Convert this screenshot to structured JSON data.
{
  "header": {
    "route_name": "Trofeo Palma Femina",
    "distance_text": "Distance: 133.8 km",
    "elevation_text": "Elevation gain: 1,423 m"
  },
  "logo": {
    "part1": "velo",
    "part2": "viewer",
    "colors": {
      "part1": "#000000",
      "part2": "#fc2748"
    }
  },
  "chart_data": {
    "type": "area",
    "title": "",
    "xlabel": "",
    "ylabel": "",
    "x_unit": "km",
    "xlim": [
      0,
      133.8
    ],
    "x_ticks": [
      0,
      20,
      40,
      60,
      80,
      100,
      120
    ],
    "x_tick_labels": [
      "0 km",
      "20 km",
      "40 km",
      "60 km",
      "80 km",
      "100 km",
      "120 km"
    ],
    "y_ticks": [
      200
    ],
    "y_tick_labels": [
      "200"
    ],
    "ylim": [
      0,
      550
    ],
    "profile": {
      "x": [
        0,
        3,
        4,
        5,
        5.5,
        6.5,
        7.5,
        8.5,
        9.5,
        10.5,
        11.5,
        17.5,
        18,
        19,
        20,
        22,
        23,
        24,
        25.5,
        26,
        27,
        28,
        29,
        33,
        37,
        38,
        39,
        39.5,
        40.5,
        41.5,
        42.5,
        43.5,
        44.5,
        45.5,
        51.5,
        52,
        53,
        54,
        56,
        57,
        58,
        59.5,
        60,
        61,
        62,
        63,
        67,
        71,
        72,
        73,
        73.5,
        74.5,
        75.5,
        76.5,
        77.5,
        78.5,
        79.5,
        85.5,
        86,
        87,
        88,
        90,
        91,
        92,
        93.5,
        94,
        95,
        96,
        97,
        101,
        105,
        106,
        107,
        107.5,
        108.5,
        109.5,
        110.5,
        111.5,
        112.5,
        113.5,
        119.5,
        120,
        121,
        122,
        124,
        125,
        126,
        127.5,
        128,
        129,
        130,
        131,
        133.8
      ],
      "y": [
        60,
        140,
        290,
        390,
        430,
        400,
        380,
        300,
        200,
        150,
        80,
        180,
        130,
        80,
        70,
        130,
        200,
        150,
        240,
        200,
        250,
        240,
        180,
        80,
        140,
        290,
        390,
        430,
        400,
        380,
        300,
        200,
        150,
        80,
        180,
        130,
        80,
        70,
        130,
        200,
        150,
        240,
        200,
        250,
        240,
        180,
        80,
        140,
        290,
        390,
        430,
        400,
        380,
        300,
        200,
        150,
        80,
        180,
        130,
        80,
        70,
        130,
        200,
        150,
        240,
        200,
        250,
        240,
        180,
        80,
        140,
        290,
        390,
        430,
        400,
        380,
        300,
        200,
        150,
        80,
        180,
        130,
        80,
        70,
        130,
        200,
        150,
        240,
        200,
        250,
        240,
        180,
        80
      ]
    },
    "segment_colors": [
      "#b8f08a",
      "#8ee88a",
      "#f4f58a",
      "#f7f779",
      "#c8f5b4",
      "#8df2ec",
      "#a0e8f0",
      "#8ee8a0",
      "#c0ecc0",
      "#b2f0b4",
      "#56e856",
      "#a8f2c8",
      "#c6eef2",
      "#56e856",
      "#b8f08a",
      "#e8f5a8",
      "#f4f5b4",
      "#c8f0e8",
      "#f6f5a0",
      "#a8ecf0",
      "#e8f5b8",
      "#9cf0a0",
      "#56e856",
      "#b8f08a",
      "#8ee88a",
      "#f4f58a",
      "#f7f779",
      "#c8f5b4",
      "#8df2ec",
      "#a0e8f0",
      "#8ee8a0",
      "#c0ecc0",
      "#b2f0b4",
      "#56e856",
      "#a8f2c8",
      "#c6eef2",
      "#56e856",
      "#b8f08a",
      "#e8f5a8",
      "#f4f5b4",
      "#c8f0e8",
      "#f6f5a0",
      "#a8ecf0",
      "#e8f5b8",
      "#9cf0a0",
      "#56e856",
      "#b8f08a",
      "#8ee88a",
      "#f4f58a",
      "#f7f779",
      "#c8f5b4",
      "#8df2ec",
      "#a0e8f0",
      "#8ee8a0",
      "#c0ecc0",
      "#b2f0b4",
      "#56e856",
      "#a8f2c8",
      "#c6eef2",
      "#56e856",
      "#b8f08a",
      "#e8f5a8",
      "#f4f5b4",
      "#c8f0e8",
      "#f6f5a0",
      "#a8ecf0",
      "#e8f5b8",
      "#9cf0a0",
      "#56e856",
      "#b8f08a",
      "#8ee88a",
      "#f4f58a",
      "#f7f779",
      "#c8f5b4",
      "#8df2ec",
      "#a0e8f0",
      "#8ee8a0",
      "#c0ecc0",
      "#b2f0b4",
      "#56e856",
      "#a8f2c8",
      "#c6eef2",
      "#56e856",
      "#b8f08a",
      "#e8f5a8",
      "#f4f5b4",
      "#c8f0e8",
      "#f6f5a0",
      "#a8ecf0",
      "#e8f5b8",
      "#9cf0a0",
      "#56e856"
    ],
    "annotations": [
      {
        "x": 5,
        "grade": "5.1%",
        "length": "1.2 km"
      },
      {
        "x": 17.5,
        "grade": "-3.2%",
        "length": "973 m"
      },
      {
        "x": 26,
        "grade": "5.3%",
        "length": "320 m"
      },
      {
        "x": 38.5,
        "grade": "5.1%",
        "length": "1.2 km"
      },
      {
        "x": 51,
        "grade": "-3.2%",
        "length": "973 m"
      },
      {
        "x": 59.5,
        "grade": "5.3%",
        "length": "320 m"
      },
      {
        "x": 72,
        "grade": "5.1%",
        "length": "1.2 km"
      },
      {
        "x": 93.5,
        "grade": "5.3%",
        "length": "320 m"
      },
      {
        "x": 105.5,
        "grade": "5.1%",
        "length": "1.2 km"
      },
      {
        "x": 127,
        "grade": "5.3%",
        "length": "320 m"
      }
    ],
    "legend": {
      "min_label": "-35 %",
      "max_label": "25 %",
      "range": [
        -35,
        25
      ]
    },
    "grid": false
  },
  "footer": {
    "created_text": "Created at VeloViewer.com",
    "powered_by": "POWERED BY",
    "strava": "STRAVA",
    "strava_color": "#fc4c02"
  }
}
#####
CHALLENGE = Extract every record and return it verbatim.

REPLY =
Convert this screenshot to structured JSON data.
{
  "header": {
    "route_name": "Trofeo Palma Femina",
    "distance_text": "Distance: 133.8 km",
    "elevation_text": "Elevation gain: 1,423 m"
  },
  "logo": {
    "part1": "velo",
    "part2": "viewer",
    "colors": {
      "part1": "#000000",
      "part2": "#fc2748"
    }
  },
  "chart_data": {
    "type": "area",
    "title": "",
    "xlabel": "",
    "ylabel": "",
    "x_unit": "km",
    "xlim": [
      0,
      133.8
    ],
    "x_ticks": [
      0,
      20,
      40,
      60,
      80,
      100,
      120
    ],
    "x_tick_labels": [
      "0 km",
      "20 km",
      "40 km",
      "60 km",
      "80 km",
      "100 km",
      "120 km"
    ],
    "y_ticks": [
      200
    ],
    "y_tick_labels": [
      "200"
    ],
    "ylim": [
      0,
      550
    ],
    "profile": {
      "x": [
        0,
        3,
        4,
        5,
        5.5,
        6.5,
        7.5,
        8.5,
        9.5,
        10.5,
        11.5,
        17.5,
        18,
        19,
        20,
        22,
        23,
        24,
        25.5,
        26,
        27,
        28,
        29,
        33,
        37,
        38,
        39,
        39.5,
        40.5,
        41.5,
        42.5,
        43.5,
        44.5,
        45.5,
        51.5,
        52,
        53,
        54,
        56,
        57,
        58,
        59.5,
        60,
        61,
        62,
        63,
        67,
        71,
        72,
        73,
        73.5,
        74.5,
        75.5,
        76.5,
        77.5,
        78.5,
        79.5,
        85.5,
        86,
        87,
        88,
        90,
        91,
        92,
        93.5,
        94,
        95,
        96,
        97,
        101,
        105,
        106,
        107,
        107.5,
        108.5,
        109.5,
        110.5,
        111.5,
        112.5,
        113.5,
        119.5,
        120,
        121,
        122,
        124,
        125,
        126,
        127.5,
        128,
        129,
        130,
        131,
        133.8
      ],
      "y": [
        60,
        140,
        290,
        390,
        430,
        400,
        380,
        300,
        200,
        150,
        80,
        180,
        130,
        80,
        70,
        130,
        200,
        150,
        240,
        200,
        250,
        240,
        180,
        80,
        140,
        290,
        390,
        430,
        400,
        380,
        300,
        200,
        150,
        80,
        180,
        130,
        80,
        70,
        130,
        200,
        150,
        240,
        200,
        250,
        240,
        180,
        80,
        140,
        290,
        390,
        430,
        400,
        380,
        300,
        200,
        150,
        80,
        180,
        130,
        80,
        70,
        130,
        200,
        150,
        240,
        200,
        250,
        240,
        180,
        80,
        140,
        290,
        390,
        430,
        400,
        380,
        300,
        200,
        150,
        80,
        180,
        130,
        80,
        70,
        130,
        200,
        150,
        240,
        200,
        250,
        240,
        180,
        80
      ]
    },
    "segment_colors": [
      "#b8f08a",
      "#8ee88a",
      "#f4f58a",
      "#f7f779",
      "#c8f5b4",
      "#8df2ec",
      "#a0e8f0",
      "#8ee8a0",
      "#c0ecc0",
      "#b2f0b4",
      "#56e856",
      "#a8f2c8",
      "#c6eef2",
      "#56e856",
      "#b8f08a",
      "#e8f5a8",
      "#f4f5b4",
      "#c8f0e8",
      "#f6f5a0",
      "#a8ecf0",
      "#e8f5b8",
      "#9cf0a0",
      "#56e856",
      "#b8f08a",
      "#8ee88a",
      "#f4f58a",
      "#f7f779",
      "#c8f5b4",
      "#8df2ec",
      "#a0e8f0",
      "#8ee8a0",
      "#c0ecc0",
      "#b2f0b4",
      "#56e856",
      "#a8f2c8",
      "#c6eef2",
      "#56e856",
      "#b8f08a",
      "#e8f5a8",
      "#f4f5b4",
      "#c8f0e8",
      "#f6f5a0",
      "#a8ecf0",
      "#e8f5b8",
      "#9cf0a0",
      "#56e856",
      "#b8f08a",
      "#8ee88a",
      "#f4f58a",
      "#f7f779",
      "#c8f5b4",
      "#8df2ec",
      "#a0e8f0",
      "#8ee8a0",
      "#c0ecc0",
      "#b2f0b4",
      "#56e856",
      "#a8f2c8",
      "#c6eef2",
      "#56e856",
      "#b8f08a",
      "#e8f5a8",
      "#f4f5b4",
      "#c8f0e8",
      "#f6f5a0",
      "#a8ecf0",
      "#e8f5b8",
      "#9cf0a0",
      "#56e856",
      "#b8f08a",
      "#8ee88a",
      "#f4f58a",
      "#f7f779",
      "#c8f5b4",
      "#8df2ec",
      "#a0e8f0",
      "#8ee8a0",
      "#c0ecc0",
      "#b2f0b4",
      "#56e856",
      "#a8f2c8",
      "#c6eef2",
      "#56e856",
      "#b8f08a",
      "#e8f5a8",
      "#f4f5b4",
      "#c8f0e8",
      "#f6f5a0",
      "#a8ecf0",
      "#e8f5b8",
      "#9cf0a0",
      "#56e856"
    ],
    "annotations": [
      {
        "x": 5,
        "grade": "5.1%",
        "length": "1.2 km"
      },
      {
        "x": 17.5,
        "grade": "-3.2%",
        "length": "973 m"
      },
      {
        "x": 26,
        "grade": "5.3%",
        "length": "320 m"
      },
      {
        "x": 38.5,
        "grade": "5.1%",
        "length": "1.2 km"
      },
      {
        "x": 51,
        "grade": "-3.2%",
        "length": "973 m"
      },
      {
        "x": 59.5,
        "grade": "5.3%",
        "length": "320 m"
      },
      {
        "x": 72,
        "grade": "5.1%",
        "length": "1.2 km"
      },
      {
        "x": 93.5,
        "grade": "5.3%",
        "length": "320 m"
      },
      {
        "x": 105.5,
        "grade": "5.1%",
        "length": "1.2 km"
      },
      {
        "x": 127,
        "grade": "5.3%",
        "length": "320 m"
      }
    ],
    "legend": {
      "min_label": "-35 %",
      "max_label": "25 %",
      "range": [
        -35,
        25
      ]
    },
    "grid": false
  },
  "footer": {
    "created_text": "Created at VeloViewer.com",
    "powered_by": "POWERED BY",
    "strava": "STRAVA",
    "strava_color": "#fc4c02"
  }
}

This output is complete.